→ **WORK TO BE COMPLETED**
Copy out every line of the items below exactly, keeping every character the same.

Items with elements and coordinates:
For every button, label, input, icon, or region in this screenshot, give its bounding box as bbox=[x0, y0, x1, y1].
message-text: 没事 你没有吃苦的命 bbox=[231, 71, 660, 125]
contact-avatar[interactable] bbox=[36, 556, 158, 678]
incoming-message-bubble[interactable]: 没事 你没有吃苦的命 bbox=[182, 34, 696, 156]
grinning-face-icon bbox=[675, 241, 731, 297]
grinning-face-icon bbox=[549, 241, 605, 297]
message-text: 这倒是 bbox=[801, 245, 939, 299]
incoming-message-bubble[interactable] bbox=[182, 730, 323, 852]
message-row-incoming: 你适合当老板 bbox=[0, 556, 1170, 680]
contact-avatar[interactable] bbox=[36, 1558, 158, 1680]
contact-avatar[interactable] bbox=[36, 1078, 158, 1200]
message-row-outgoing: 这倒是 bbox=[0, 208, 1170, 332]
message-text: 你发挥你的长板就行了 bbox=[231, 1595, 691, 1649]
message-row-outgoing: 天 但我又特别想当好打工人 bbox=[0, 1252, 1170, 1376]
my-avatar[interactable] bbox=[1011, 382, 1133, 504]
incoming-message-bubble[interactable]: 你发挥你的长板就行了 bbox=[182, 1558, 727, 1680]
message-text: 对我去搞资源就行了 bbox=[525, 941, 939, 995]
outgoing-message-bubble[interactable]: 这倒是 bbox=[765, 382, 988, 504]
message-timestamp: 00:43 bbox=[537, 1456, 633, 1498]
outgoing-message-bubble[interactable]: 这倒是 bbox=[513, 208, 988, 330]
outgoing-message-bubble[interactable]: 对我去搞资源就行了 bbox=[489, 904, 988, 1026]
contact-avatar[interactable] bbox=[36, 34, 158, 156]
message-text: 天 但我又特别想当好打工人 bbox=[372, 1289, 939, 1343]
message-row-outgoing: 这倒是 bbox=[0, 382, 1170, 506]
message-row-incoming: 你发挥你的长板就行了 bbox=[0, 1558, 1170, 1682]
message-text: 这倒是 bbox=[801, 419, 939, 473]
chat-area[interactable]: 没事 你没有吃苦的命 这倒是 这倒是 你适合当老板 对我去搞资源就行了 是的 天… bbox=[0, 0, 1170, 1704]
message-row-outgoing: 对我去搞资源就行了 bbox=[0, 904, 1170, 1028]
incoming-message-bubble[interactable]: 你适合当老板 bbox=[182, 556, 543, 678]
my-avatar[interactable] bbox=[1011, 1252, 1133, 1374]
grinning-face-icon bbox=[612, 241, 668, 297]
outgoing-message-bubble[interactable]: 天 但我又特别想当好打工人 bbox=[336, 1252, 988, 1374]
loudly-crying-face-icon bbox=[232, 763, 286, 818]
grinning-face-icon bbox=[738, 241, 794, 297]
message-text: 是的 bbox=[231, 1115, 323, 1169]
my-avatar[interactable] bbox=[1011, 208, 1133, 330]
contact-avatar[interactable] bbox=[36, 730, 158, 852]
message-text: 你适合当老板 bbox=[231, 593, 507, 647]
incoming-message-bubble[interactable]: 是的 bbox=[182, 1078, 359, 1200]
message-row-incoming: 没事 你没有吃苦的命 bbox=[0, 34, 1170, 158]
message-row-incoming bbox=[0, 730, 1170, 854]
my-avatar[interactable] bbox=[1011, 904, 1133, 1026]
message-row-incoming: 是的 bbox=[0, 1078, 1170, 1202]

→ **CORRECT OUTPUT**
For every button, label, input, icon, or region in this screenshot, give its bounding box as bbox=[x0, y0, x1, y1].
message-text: 没事 你没有吃苦的命 bbox=[231, 71, 660, 125]
contact-avatar[interactable] bbox=[36, 556, 158, 678]
incoming-message-bubble[interactable]: 没事 你没有吃苦的命 bbox=[182, 34, 696, 156]
grinning-face-icon bbox=[675, 241, 731, 297]
grinning-face-icon bbox=[549, 241, 605, 297]
message-text: 这倒是 bbox=[801, 245, 939, 299]
incoming-message-bubble[interactable] bbox=[182, 730, 323, 852]
message-row-incoming: 你适合当老板 bbox=[0, 556, 1170, 680]
contact-avatar[interactable] bbox=[36, 1558, 158, 1680]
contact-avatar[interactable] bbox=[36, 1078, 158, 1200]
message-row-outgoing: 这倒是 bbox=[0, 208, 1170, 332]
message-text: 你发挥你的长板就行了 bbox=[231, 1595, 691, 1649]
message-row-outgoing: 天 但我又特别想当好打工人 bbox=[0, 1252, 1170, 1376]
my-avatar[interactable] bbox=[1011, 382, 1133, 504]
incoming-message-bubble[interactable]: 你发挥你的长板就行了 bbox=[182, 1558, 727, 1680]
message-text: 对我去搞资源就行了 bbox=[525, 941, 939, 995]
outgoing-message-bubble[interactable]: 这倒是 bbox=[765, 382, 988, 504]
message-timestamp: 00:43 bbox=[537, 1456, 633, 1498]
outgoing-message-bubble[interactable]: 这倒是 bbox=[513, 208, 988, 330]
outgoing-message-bubble[interactable]: 对我去搞资源就行了 bbox=[489, 904, 988, 1026]
contact-avatar[interactable] bbox=[36, 34, 158, 156]
message-text: 天 但我又特别想当好打工人 bbox=[372, 1289, 939, 1343]
message-row-outgoing: 这倒是 bbox=[0, 382, 1170, 506]
message-row-incoming: 你发挥你的长板就行了 bbox=[0, 1558, 1170, 1682]
message-text: 这倒是 bbox=[801, 419, 939, 473]
chat-area[interactable]: 没事 你没有吃苦的命 这倒是 这倒是 你适合当老板 对我去搞资源就行了 是的 天… bbox=[0, 0, 1170, 1704]
message-row-outgoing: 对我去搞资源就行了 bbox=[0, 904, 1170, 1028]
incoming-message-bubble[interactable]: 你适合当老板 bbox=[182, 556, 543, 678]
my-avatar[interactable] bbox=[1011, 1252, 1133, 1374]
grinning-face-icon bbox=[612, 241, 668, 297]
outgoing-message-bubble[interactable]: 天 但我又特别想当好打工人 bbox=[336, 1252, 988, 1374]
loudly-crying-face-icon bbox=[232, 763, 286, 818]
grinning-face-icon bbox=[738, 241, 794, 297]
message-text: 是的 bbox=[231, 1115, 323, 1169]
my-avatar[interactable] bbox=[1011, 208, 1133, 330]
contact-avatar[interactable] bbox=[36, 730, 158, 852]
message-text: 你适合当老板 bbox=[231, 593, 507, 647]
incoming-message-bubble[interactable]: 是的 bbox=[182, 1078, 359, 1200]
message-row-incoming: 没事 你没有吃苦的命 bbox=[0, 34, 1170, 158]
message-row-incoming bbox=[0, 730, 1170, 854]
my-avatar[interactable] bbox=[1011, 904, 1133, 1026]
message-row-incoming: 是的 bbox=[0, 1078, 1170, 1202]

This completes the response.